--- Start of Data listing ---

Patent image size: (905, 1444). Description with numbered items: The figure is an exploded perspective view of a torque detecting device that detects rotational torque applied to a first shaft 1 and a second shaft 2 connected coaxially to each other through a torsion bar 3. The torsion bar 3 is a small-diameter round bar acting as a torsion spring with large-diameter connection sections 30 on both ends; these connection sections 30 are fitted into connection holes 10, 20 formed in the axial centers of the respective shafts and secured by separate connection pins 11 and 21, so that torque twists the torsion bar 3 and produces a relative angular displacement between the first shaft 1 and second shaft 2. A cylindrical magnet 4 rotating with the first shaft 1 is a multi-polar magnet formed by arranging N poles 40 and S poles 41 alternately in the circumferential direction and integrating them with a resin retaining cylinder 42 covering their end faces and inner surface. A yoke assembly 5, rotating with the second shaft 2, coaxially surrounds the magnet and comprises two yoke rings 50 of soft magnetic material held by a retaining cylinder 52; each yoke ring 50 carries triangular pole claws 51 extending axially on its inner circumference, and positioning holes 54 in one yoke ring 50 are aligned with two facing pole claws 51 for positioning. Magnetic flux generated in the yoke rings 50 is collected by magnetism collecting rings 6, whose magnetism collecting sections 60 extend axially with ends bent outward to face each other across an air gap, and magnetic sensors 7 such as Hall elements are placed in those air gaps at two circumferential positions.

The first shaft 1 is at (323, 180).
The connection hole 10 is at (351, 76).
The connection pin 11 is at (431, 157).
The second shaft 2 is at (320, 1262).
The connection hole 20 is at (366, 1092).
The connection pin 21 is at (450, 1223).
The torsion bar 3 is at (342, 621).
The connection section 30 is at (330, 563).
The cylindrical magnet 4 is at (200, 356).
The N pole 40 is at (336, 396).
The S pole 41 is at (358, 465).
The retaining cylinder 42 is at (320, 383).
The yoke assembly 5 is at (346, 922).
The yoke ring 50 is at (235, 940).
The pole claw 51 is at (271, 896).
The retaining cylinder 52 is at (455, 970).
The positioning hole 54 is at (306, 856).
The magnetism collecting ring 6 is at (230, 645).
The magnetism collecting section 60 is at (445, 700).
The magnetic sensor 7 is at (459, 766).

--- End of Data listing ---

**The problem:**
Can you rewrite the material above, replacing "exploded perspective view" with "exploded isometric view" and leaving everything else unchanged?

**Final result:**
Patent image size: (905, 1444). Description with numbered items: The figure is an exploded isometric view of a torque detecting device that detects rotational torque applied to a first shaft 1 and a second shaft 2 connected coaxially to each other through a torsion bar 3. The torsion bar 3 is a small-diameter round bar acting as a torsion spring with large-diameter connection sections 30 on both ends; these connection sections 30 are fitted into connection holes 10, 20 formed in the axial centers of the respective shafts and secured by separate connection pins 11 and 21, so that torque twists the torsion bar 3 and produces a relative angular displacement between the first shaft 1 and second shaft 2. A cylindrical magnet 4 rotating with the first shaft 1 is a multi-polar magnet formed by arranging N poles 40 and S poles 41 alternately in the circumferential direction and integrating them with a resin retaining cylinder 42 covering their end faces and inner surface. A yoke assembly 5, rotating with the second shaft 2, coaxially surrounds the magnet and comprises two yoke rings 50 of soft magnetic material held by a retaining cylinder 52; each yoke ring 50 carries triangular pole claws 51 extending axially on its inner circumference, and positioning holes 54 in one yoke ring 50 are aligned with two facing pole claws 51 for positioning. Magnetic flux generated in the yoke rings 50 is collected by magnetism collecting rings 6, whose magnetism collecting sections 60 extend axially with ends bent outward to face each other across an air gap, and magnetic sensors 7 such as Hall elements are placed in those air gaps at two circumferential positions.

The first shaft 1 is at (323, 180).
The connection hole 10 is at (351, 76).
The connection pin 11 is at (431, 157).
The second shaft 2 is at (320, 1262).
The connection hole 20 is at (366, 1092).
The connection pin 21 is at (450, 1223).
The torsion bar 3 is at (342, 621).
The connection section 30 is at (330, 563).
The cylindrical magnet 4 is at (200, 356).
The N pole 40 is at (336, 396).
The S pole 41 is at (358, 465).
The retaining cylinder 42 is at (320, 383).
The yoke assembly 5 is at (346, 922).
The yoke ring 50 is at (235, 940).
The pole claw 51 is at (271, 896).
The retaining cylinder 52 is at (455, 970).
The positioning hole 54 is at (306, 856).
The magnetism collecting ring 6 is at (230, 645).
The magnetism collecting section 60 is at (445, 700).
The magnetic sensor 7 is at (459, 766).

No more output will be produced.